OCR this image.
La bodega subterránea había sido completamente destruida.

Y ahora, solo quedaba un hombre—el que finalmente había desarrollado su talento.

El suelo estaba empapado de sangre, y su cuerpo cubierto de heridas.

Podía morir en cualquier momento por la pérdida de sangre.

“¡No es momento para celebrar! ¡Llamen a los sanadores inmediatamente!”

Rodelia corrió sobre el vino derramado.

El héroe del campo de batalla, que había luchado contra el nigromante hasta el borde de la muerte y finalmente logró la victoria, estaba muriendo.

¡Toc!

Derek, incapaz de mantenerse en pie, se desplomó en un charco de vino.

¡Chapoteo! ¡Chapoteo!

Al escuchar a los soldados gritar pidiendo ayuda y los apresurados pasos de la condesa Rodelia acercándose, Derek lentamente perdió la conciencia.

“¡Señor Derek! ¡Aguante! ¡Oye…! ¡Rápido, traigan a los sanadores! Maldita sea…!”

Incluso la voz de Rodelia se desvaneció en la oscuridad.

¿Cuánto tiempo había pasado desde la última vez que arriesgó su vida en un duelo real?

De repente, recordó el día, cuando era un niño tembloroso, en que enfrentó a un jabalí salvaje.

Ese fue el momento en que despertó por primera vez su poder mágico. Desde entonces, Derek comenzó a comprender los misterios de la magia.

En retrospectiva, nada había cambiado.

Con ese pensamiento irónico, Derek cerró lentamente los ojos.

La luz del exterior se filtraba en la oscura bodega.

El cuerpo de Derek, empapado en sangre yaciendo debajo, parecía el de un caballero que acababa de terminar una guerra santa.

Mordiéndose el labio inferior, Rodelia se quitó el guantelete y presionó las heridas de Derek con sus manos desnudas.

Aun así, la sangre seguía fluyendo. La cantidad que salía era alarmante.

□ □ □

■ Task
Print every entry exactly as it appears.

■ Complete response
OCR this image.
La bodega subterránea había sido completamente destruida.

Y ahora, solo quedaba un hombre—el que finalmente había desarrollado su talento.

El suelo estaba empapado de sangre, y su cuerpo cubierto de heridas.

Podía morir en cualquier momento por la pérdida de sangre.

“¡No es momento para celebrar! ¡Llamen a los sanadores inmediatamente!”

Rodelia corrió sobre el vino derramado.

El héroe del campo de batalla, que había luchado contra el nigromante hasta el borde de la muerte y finalmente logró la victoria, estaba muriendo.

¡Toc!

Derek, incapaz de mantenerse en pie, se desplomó en un charco de vino.

¡Chapoteo! ¡Chapoteo!

Al escuchar a los soldados gritar pidiendo ayuda y los apresurados pasos de la condesa Rodelia acercándose, Derek lentamente perdió la conciencia.

“¡Señor Derek! ¡Aguante! ¡Oye…! ¡Rápido, traigan a los sanadores! Maldita sea…!”

Incluso la voz de Rodelia se desvaneció en la oscuridad.

¿Cuánto tiempo había pasado desde la última vez que arriesgó su vida en un duelo real?

De repente, recordó el día, cuando era un niño tembloroso, en que enfrentó a un jabalí salvaje.

Ese fue el momento en que despertó por primera vez su poder mágico. Desde entonces, Derek comenzó a comprender los misterios de la magia.

En retrospectiva, nada había cambiado.

Con ese pensamiento irónico, Derek cerró lentamente los ojos.

La luz del exterior se filtraba en la oscura bodega.

El cuerpo de Derek, empapado en sangre yaciendo debajo, parecía el de un caballero que acababa de terminar una guerra santa.

Mordiéndose el labio inferior, Rodelia se quitó el guantelete y presionó las heridas de Derek con sus manos desnudas.

Aun así, la sangre seguía fluyendo. La cantidad que salía era alarmante.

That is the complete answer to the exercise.